▸ Objective
Set out every line of the records below as a numbered list, leaving out any blank lines.

****************

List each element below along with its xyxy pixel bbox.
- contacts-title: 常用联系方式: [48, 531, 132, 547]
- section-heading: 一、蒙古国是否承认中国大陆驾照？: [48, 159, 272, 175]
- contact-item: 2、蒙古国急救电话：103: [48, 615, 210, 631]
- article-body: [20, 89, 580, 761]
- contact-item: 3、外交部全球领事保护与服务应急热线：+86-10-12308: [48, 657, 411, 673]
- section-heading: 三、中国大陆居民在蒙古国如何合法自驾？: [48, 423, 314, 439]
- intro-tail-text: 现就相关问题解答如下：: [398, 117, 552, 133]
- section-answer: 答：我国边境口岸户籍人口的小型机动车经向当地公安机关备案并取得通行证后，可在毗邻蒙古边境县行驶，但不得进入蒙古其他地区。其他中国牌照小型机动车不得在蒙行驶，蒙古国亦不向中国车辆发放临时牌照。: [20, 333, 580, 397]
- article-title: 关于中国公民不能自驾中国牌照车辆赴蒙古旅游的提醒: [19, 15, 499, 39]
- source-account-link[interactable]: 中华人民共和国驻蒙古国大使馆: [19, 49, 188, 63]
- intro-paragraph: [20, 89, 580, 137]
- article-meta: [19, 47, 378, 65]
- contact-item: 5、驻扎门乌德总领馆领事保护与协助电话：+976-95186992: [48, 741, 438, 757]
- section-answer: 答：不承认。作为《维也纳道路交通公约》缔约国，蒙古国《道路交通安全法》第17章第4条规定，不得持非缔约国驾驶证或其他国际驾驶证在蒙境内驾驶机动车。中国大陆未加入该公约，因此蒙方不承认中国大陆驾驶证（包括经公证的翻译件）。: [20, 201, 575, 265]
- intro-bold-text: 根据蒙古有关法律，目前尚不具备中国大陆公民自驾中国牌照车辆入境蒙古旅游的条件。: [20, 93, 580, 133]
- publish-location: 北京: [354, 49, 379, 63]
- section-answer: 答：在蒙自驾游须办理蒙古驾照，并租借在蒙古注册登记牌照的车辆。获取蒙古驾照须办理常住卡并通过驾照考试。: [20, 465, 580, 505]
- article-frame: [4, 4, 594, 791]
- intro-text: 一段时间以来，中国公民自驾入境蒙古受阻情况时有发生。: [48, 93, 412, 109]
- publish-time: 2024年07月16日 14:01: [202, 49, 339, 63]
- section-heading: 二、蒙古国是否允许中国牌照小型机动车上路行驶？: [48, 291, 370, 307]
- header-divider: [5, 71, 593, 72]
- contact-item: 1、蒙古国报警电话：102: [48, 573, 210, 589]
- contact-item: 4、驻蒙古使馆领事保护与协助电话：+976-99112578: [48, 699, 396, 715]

****************

▸ Solution to this problem
1. List each element below along with its xyxy pixel bbox.
2. - contacts-title: 常用联系方式: [48, 531, 132, 547]
3. - section-heading: 一、蒙古国是否承认中国大陆驾照？: [48, 159, 272, 175]
4. - contact-item: 2、蒙古国急救电话：103: [48, 615, 210, 631]
5. - article-body: [20, 89, 580, 761]
6. - contact-item: 3、外交部全球领事保护与服务应急热线：+86-10-12308: [48, 657, 411, 673]
7. - section-heading: 三、中国大陆居民在蒙古国如何合法自驾？: [48, 423, 314, 439]
8. - intro-tail-text: 现就相关问题解答如下：: [398, 117, 552, 133]
9. - section-answer: 答：我国边境口岸户籍人口的小型机动车经向当地公安机关备案并取得通行证后，可在毗邻蒙古边境县行驶，但不得进入蒙古其他地区。其他中国牌照小型机动车不得在蒙行驶，蒙古国亦不向中国车辆发放临时牌照。: [20, 333, 580, 397]
10. - article-title: 关于中国公民不能自驾中国牌照车辆赴蒙古旅游的提醒: [19, 15, 499, 39]
11. - source-account-link[interactable]: 中华人民共和国驻蒙古国大使馆: [19, 49, 188, 63]
12. - intro-paragraph: [20, 89, 580, 137]
13. - article-meta: [19, 47, 378, 65]
14. - contact-item: 5、驻扎门乌德总领馆领事保护与协助电话：+976-95186992: [48, 741, 438, 757]
15. - section-answer: 答：不承认。作为《维也纳道路交通公约》缔约国，蒙古国《道路交通安全法》第17章第4条规定，不得持非缔约国驾驶证或其他国际驾驶证在蒙境内驾驶机动车。中国大陆未加入该公约，因此蒙方不承认中国大陆驾驶证（包括经公证的翻译件）。: [20, 201, 575, 265]
16. - intro-bold-text: 根据蒙古有关法律，目前尚不具备中国大陆公民自驾中国牌照车辆入境蒙古旅游的条件。: [20, 93, 580, 133]
17. - publish-location: 北京: [354, 49, 379, 63]
18. - section-answer: 答：在蒙自驾游须办理蒙古驾照，并租借在蒙古注册登记牌照的车辆。获取蒙古驾照须办理常住卡并通过驾照考试。: [20, 465, 580, 505]
19. - article-frame: [4, 4, 594, 791]
20. - intro-text: 一段时间以来，中国公民自驾入境蒙古受阻情况时有发生。: [48, 93, 412, 109]
21. - publish-time: 2024年07月16日 14:01: [202, 49, 339, 63]
22. - section-heading: 二、蒙古国是否允许中国牌照小型机动车上路行驶？: [48, 291, 370, 307]
23. - header-divider: [5, 71, 593, 72]
24. - contact-item: 1、蒙古国报警电话：102: [48, 573, 210, 589]
25. - contact-item: 4、驻蒙古使馆领事保护与协助电话：+976-99112578: [48, 699, 396, 715]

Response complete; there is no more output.